▸ WHAT YOU ARE ASKED TO DO
All lines from the one with "What's the underlying" to the end need to be copied exactly, with nothing before them.

▸ TASK INPUT
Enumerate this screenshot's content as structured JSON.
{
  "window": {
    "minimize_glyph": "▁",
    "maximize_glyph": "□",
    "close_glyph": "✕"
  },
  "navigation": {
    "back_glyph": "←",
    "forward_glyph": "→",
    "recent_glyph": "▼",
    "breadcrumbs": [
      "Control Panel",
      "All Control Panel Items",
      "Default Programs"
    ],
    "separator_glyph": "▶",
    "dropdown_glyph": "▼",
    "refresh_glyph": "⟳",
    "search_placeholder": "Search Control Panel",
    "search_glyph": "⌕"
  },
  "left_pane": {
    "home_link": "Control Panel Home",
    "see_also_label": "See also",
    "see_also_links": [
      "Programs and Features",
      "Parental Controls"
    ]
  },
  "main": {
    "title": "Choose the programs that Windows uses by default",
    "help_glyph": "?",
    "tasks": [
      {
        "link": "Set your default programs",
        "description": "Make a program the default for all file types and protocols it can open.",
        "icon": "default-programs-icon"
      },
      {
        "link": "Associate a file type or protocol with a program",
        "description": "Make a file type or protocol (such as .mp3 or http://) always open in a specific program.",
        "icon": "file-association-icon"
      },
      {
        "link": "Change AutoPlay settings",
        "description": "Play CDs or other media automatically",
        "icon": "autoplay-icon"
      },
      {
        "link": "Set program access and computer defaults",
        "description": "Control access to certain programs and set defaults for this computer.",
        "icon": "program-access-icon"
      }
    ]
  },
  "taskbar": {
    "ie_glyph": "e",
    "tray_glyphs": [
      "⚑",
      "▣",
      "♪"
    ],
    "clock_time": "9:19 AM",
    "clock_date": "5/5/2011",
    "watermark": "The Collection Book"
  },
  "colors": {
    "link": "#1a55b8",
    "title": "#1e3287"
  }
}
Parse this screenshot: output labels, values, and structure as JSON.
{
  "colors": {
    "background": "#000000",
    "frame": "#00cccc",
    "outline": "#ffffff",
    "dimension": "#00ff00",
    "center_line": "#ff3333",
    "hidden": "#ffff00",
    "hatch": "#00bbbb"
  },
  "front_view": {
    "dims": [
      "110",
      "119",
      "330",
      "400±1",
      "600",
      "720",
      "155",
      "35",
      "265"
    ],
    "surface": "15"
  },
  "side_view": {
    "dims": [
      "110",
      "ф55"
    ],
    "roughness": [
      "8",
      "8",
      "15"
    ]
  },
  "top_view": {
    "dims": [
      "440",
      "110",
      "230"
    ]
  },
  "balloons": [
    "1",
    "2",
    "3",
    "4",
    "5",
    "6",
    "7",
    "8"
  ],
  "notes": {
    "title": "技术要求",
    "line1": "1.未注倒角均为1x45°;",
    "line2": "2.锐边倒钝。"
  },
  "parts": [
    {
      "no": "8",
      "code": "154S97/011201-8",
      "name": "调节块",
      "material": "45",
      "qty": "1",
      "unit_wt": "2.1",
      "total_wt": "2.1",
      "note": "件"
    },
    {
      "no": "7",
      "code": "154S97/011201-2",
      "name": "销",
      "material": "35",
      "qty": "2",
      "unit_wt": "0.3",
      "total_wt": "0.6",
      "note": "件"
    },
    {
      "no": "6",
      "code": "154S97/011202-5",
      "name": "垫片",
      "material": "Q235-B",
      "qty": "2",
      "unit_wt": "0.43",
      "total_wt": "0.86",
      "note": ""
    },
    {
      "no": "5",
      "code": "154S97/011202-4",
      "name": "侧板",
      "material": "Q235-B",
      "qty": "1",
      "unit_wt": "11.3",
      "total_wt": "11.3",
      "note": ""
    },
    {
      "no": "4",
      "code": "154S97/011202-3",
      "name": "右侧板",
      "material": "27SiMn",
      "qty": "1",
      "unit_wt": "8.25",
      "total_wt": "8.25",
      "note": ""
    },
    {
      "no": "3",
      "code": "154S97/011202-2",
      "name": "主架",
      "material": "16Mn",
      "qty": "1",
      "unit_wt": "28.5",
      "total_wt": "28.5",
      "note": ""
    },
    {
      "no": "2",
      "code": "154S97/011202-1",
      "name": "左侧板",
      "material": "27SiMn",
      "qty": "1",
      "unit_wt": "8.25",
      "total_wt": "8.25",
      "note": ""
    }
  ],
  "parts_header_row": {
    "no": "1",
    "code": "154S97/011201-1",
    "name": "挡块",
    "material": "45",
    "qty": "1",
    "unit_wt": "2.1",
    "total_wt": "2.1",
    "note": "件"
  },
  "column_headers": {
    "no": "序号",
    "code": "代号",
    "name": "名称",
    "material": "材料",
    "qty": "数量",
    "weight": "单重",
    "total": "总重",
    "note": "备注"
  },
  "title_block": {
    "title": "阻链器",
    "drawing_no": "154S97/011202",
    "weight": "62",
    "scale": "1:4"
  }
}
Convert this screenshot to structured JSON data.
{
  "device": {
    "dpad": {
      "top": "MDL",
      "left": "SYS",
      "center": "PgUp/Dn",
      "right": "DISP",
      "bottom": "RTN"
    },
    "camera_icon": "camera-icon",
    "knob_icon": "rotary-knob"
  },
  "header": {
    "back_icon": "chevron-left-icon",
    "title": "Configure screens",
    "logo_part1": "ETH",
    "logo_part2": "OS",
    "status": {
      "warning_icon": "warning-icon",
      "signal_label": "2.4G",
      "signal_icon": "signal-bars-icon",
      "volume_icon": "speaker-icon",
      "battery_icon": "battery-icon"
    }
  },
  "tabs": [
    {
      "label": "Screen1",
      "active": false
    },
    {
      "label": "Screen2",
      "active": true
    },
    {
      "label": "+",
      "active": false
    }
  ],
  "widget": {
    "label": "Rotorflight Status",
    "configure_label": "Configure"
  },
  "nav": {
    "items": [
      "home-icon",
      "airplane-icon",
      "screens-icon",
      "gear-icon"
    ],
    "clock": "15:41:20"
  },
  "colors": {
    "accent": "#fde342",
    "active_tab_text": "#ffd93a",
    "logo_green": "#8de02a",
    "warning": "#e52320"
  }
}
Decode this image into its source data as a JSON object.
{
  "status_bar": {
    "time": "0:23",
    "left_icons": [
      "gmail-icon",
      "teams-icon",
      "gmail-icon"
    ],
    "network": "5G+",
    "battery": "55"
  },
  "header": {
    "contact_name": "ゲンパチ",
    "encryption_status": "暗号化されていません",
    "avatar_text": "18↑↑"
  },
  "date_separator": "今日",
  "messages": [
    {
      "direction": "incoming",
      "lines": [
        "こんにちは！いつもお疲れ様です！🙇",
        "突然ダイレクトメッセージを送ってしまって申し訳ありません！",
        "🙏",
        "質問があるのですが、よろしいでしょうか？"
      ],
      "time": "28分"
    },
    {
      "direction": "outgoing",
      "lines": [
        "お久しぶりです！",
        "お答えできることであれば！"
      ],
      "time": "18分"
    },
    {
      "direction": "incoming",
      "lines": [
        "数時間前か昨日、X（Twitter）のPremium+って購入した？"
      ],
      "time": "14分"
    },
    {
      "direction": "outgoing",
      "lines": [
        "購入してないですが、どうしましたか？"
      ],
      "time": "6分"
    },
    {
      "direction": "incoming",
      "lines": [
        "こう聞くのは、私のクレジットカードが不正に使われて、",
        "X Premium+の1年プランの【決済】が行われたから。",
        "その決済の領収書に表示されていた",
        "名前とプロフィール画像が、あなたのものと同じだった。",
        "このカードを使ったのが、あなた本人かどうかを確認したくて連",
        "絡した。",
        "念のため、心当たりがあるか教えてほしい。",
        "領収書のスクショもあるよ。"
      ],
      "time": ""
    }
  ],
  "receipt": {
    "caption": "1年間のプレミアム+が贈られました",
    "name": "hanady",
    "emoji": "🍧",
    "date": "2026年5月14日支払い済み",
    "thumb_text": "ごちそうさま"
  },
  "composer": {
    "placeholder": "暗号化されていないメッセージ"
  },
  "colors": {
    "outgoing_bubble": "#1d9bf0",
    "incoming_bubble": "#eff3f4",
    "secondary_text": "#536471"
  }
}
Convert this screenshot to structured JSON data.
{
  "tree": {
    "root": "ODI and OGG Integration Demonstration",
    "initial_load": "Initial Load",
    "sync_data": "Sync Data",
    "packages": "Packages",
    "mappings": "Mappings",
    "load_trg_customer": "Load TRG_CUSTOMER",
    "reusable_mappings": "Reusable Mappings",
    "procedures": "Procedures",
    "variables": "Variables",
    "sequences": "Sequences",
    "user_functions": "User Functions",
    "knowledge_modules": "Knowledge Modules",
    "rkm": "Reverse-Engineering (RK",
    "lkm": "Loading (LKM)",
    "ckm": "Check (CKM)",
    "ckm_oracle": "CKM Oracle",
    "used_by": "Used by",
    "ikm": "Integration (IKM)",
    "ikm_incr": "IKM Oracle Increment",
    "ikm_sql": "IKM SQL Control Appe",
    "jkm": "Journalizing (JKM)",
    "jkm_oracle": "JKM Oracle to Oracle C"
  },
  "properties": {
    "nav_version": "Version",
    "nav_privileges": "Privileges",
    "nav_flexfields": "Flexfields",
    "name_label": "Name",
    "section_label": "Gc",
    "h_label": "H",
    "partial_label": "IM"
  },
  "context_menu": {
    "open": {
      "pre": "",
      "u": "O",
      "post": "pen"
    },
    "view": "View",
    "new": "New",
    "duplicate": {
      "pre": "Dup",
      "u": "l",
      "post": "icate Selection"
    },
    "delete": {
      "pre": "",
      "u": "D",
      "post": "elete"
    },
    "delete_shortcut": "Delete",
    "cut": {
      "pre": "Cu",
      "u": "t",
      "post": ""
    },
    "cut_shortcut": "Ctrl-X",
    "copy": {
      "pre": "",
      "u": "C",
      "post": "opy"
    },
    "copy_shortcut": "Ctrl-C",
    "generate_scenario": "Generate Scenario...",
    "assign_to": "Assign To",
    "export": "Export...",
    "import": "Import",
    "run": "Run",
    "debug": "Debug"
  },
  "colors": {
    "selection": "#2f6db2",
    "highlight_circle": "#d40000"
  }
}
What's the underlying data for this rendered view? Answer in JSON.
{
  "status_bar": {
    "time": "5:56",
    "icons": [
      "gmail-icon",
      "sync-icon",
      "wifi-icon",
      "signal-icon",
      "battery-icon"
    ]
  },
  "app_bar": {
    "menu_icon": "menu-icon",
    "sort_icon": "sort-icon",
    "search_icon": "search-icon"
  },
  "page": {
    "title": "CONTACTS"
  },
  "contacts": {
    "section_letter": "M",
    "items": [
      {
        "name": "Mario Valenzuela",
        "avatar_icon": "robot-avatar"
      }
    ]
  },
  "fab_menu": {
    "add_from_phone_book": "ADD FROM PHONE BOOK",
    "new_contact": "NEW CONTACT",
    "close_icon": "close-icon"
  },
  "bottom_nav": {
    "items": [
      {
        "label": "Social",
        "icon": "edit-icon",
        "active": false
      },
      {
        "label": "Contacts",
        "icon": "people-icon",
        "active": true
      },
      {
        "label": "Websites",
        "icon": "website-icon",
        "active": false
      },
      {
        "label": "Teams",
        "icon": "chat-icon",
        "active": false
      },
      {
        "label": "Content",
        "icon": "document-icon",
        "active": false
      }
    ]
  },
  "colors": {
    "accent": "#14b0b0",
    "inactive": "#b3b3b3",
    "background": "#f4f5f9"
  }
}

▸ ANSWER TO THIS EXERCISE
What's the underlying data for this rendered view? Answer in JSON.
{
  "status_bar": {
    "time": "5:56",
    "icons": [
      "gmail-icon",
      "sync-icon",
      "wifi-icon",
      "signal-icon",
      "battery-icon"
    ]
  },
  "app_bar": {
    "menu_icon": "menu-icon",
    "sort_icon": "sort-icon",
    "search_icon": "search-icon"
  },
  "page": {
    "title": "CONTACTS"
  },
  "contacts": {
    "section_letter": "M",
    "items": [
      {
        "name": "Mario Valenzuela",
        "avatar_icon": "robot-avatar"
      }
    ]
  },
  "fab_menu": {
    "add_from_phone_book": "ADD FROM PHONE BOOK",
    "new_contact": "NEW CONTACT",
    "close_icon": "close-icon"
  },
  "bottom_nav": {
    "items": [
      {
        "label": "Social",
        "icon": "edit-icon",
        "active": false
      },
      {
        "label": "Contacts",
        "icon": "people-icon",
        "active": true
      },
      {
        "label": "Websites",
        "icon": "website-icon",
        "active": false
      },
      {
        "label": "Teams",
        "icon": "chat-icon",
        "active": false
      },
      {
        "label": "Content",
        "icon": "document-icon",
        "active": false
      }
    ]
  },
  "colors": {
    "accent": "#14b0b0",
    "inactive": "#b3b3b3",
    "background": "#f4f5f9"
  }
}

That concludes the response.